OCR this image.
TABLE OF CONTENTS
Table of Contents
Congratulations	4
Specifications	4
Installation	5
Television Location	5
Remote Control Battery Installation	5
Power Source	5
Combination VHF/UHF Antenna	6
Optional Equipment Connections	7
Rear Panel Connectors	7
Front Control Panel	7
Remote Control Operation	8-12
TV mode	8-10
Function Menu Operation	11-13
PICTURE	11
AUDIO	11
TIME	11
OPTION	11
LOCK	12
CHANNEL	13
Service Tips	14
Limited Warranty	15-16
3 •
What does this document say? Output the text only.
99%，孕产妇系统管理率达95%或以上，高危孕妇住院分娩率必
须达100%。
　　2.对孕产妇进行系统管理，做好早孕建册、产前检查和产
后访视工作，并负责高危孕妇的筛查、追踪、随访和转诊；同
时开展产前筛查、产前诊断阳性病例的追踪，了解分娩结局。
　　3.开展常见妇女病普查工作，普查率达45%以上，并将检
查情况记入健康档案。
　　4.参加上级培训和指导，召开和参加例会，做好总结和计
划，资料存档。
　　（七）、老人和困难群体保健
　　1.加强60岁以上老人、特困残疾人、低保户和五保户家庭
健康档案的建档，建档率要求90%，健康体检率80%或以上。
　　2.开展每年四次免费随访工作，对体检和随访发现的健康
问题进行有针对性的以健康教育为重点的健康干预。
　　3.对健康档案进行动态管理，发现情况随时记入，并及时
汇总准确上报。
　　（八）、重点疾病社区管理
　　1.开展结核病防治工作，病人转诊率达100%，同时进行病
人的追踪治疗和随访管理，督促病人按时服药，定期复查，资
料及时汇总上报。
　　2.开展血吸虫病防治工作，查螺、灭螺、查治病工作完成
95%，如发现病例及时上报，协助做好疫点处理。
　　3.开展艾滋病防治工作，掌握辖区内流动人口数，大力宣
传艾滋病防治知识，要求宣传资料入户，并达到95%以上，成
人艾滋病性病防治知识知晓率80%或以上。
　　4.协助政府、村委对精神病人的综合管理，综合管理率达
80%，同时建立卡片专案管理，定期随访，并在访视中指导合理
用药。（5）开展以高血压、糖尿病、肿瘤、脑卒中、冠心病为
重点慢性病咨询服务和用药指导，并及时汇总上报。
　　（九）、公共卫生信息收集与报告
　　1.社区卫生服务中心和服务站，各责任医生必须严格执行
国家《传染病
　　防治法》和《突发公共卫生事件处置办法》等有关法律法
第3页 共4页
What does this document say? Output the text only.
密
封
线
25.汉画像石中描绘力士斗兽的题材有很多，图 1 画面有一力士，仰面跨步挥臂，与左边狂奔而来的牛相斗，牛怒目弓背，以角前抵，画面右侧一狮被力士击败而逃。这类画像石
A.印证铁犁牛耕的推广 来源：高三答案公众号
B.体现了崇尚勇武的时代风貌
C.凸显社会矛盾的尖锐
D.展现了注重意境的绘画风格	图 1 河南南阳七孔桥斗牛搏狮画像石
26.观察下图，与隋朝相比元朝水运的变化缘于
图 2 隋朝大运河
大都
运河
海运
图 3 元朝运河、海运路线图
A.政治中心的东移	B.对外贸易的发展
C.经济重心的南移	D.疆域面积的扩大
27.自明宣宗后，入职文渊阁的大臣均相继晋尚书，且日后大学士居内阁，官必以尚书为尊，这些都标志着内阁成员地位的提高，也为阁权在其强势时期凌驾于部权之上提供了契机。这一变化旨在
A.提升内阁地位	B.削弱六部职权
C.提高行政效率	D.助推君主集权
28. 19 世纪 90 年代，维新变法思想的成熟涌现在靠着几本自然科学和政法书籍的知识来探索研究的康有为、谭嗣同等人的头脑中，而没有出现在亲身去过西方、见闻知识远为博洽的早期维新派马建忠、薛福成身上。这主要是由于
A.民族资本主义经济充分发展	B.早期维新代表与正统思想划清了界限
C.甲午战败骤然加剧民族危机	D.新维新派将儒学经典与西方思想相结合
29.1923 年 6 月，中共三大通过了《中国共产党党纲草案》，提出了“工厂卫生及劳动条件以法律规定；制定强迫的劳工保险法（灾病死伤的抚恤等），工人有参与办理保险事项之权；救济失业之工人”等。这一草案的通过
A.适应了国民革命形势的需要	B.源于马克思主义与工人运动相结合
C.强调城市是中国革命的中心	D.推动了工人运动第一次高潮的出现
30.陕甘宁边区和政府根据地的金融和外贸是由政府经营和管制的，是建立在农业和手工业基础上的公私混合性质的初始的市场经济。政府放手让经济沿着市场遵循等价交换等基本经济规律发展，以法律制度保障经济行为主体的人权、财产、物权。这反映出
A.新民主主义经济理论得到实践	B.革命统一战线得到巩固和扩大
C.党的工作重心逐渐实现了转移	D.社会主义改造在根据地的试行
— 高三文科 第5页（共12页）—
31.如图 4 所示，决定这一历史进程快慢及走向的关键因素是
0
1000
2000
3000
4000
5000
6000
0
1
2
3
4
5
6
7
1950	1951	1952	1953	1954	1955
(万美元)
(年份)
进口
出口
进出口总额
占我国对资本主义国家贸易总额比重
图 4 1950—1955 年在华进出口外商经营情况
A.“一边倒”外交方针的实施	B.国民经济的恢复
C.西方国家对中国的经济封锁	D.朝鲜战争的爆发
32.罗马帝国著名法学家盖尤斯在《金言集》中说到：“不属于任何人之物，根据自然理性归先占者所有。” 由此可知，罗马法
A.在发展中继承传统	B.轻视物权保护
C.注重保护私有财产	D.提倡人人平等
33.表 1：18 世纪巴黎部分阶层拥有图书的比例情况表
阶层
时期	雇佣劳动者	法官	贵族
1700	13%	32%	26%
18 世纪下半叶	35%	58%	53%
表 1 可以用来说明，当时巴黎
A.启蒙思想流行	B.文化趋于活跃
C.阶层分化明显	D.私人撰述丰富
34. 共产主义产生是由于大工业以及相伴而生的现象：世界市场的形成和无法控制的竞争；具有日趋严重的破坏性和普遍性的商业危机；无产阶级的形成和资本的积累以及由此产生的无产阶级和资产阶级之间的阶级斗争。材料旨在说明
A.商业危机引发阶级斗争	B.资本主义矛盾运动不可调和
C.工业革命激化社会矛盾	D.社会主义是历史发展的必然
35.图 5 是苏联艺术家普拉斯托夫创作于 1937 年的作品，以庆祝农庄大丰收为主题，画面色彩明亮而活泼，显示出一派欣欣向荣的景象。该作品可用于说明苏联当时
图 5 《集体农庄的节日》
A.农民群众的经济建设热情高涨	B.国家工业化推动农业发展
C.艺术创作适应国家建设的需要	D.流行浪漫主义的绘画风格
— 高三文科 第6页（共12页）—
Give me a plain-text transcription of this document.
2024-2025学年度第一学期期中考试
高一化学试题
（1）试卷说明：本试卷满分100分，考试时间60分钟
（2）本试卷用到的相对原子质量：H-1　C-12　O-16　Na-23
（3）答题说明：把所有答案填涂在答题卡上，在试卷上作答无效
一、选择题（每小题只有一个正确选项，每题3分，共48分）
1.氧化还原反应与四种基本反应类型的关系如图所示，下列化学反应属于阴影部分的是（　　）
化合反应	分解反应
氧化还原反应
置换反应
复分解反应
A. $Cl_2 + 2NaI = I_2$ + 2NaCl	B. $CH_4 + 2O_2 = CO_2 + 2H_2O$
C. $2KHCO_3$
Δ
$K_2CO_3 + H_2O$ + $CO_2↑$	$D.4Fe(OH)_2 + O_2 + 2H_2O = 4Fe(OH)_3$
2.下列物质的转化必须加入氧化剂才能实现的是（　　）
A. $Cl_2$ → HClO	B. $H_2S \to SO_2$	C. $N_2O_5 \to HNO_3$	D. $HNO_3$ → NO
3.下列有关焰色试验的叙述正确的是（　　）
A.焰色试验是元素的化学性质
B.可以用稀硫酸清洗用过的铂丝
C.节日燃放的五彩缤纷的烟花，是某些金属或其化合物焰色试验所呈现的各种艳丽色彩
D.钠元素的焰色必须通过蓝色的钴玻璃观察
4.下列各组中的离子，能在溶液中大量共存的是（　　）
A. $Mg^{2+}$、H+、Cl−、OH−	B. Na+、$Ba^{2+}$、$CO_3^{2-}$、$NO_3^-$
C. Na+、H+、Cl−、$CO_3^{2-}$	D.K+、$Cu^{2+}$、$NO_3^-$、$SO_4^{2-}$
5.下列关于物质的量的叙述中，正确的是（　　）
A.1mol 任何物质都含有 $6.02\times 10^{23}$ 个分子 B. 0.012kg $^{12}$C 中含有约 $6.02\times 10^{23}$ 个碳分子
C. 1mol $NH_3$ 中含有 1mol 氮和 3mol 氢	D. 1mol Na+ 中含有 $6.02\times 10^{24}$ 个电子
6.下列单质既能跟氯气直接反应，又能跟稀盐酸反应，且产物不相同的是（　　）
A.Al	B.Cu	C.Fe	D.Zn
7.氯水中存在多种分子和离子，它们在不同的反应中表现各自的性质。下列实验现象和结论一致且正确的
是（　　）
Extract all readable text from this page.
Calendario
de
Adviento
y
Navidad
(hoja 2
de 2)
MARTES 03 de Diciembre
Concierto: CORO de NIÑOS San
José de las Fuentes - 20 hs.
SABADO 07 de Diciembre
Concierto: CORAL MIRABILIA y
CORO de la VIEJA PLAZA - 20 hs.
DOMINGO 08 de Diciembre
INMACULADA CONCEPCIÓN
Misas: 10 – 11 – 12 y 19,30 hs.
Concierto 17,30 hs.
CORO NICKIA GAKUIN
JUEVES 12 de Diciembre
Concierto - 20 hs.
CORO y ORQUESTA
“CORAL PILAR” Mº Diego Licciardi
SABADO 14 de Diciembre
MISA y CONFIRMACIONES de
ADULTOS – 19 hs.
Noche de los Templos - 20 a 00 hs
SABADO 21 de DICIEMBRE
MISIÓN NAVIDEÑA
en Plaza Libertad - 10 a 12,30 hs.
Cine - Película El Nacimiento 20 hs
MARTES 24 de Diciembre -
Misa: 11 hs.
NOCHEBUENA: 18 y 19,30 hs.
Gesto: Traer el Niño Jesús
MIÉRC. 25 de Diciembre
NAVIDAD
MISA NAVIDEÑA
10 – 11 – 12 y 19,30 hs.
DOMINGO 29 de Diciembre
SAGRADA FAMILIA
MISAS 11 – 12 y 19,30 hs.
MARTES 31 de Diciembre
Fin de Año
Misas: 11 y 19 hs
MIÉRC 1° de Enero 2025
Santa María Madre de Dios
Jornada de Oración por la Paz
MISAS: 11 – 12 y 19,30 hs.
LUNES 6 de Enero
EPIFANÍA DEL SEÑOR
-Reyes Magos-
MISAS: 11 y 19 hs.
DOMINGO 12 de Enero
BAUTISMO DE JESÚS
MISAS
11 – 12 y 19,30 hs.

====

PROBLEM TO WORK ON: Provide the count, and nothing else, of lines in the data above where the word "Remote" occurs.

EXPECTED ANSWER: 2